_Data supplied_:
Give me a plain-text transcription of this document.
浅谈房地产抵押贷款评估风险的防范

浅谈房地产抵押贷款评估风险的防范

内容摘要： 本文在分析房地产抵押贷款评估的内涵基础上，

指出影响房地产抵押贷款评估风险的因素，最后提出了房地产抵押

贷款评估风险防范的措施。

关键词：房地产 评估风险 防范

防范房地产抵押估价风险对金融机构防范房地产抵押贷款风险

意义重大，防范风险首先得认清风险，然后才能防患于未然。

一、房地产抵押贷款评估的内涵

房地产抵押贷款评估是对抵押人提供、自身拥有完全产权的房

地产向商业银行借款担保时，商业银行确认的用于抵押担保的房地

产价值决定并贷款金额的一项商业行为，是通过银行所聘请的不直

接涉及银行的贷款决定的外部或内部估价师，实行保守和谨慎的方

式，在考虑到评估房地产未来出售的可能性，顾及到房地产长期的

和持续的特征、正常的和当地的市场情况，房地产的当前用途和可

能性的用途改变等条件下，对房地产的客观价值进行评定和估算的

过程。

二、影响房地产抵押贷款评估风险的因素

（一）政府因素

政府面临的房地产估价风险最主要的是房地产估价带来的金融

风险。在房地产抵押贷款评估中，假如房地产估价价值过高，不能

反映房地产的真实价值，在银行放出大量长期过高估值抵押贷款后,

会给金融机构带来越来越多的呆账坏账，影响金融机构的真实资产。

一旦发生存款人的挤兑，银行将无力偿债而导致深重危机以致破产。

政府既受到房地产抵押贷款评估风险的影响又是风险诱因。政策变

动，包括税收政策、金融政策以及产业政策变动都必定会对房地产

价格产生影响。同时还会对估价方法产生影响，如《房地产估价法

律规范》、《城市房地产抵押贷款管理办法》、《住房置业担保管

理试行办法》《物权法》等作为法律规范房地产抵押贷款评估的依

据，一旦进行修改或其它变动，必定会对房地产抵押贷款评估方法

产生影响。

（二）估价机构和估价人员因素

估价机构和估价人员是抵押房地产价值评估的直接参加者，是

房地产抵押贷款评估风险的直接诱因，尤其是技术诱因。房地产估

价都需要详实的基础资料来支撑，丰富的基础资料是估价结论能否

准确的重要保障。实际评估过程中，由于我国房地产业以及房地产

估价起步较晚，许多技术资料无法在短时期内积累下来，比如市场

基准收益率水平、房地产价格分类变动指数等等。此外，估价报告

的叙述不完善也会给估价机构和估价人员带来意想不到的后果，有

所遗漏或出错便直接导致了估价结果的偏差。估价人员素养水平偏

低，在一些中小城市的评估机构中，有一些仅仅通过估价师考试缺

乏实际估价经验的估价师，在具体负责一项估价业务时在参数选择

_Problem to solve_: Would you copy out each line exactly as written?

_Solution below_:
Give me a plain-text transcription of this document.
浅谈房地产抵押贷款评估风险的防范

浅谈房地产抵押贷款评估风险的防范

内容摘要： 本文在分析房地产抵押贷款评估的内涵基础上，

指出影响房地产抵押贷款评估风险的因素，最后提出了房地产抵押

贷款评估风险防范的措施。

关键词：房地产 评估风险 防范

防范房地产抵押估价风险对金融机构防范房地产抵押贷款风险

意义重大，防范风险首先得认清风险，然后才能防患于未然。

一、房地产抵押贷款评估的内涵

房地产抵押贷款评估是对抵押人提供、自身拥有完全产权的房

地产向商业银行借款担保时，商业银行确认的用于抵押担保的房地

产价值决定并贷款金额的一项商业行为，是通过银行所聘请的不直

接涉及银行的贷款决定的外部或内部估价师，实行保守和谨慎的方

式，在考虑到评估房地产未来出售的可能性，顾及到房地产长期的

和持续的特征、正常的和当地的市场情况，房地产的当前用途和可

能性的用途改变等条件下，对房地产的客观价值进行评定和估算的

过程。

二、影响房地产抵押贷款评估风险的因素

（一）政府因素

政府面临的房地产估价风险最主要的是房地产估价带来的金融

风险。在房地产抵押贷款评估中，假如房地产估价价值过高，不能

反映房地产的真实价值，在银行放出大量长期过高估值抵押贷款后,

会给金融机构带来越来越多的呆账坏账，影响金融机构的真实资产。

一旦发生存款人的挤兑，银行将无力偿债而导致深重危机以致破产。

政府既受到房地产抵押贷款评估风险的影响又是风险诱因。政策变

动，包括税收政策、金融政策以及产业政策变动都必定会对房地产

价格产生影响。同时还会对估价方法产生影响，如《房地产估价法

律规范》、《城市房地产抵押贷款管理办法》、《住房置业担保管

理试行办法》《物权法》等作为法律规范房地产抵押贷款评估的依

据，一旦进行修改或其它变动，必定会对房地产抵押贷款评估方法

产生影响。

（二）估价机构和估价人员因素

估价机构和估价人员是抵押房地产价值评估的直接参加者，是

房地产抵押贷款评估风险的直接诱因，尤其是技术诱因。房地产估

价都需要详实的基础资料来支撑，丰富的基础资料是估价结论能否

准确的重要保障。实际评估过程中，由于我国房地产业以及房地产

估价起步较晚，许多技术资料无法在短时期内积累下来，比如市场

基准收益率水平、房地产价格分类变动指数等等。此外，估价报告

的叙述不完善也会给估价机构和估价人员带来意想不到的后果，有

所遗漏或出错便直接导致了估价结果的偏差。估价人员素养水平偏

低，在一些中小城市的评估机构中，有一些仅仅通过估价师考试缺

乏实际估价经验的估价师，在具体负责一项估价业务时在参数选择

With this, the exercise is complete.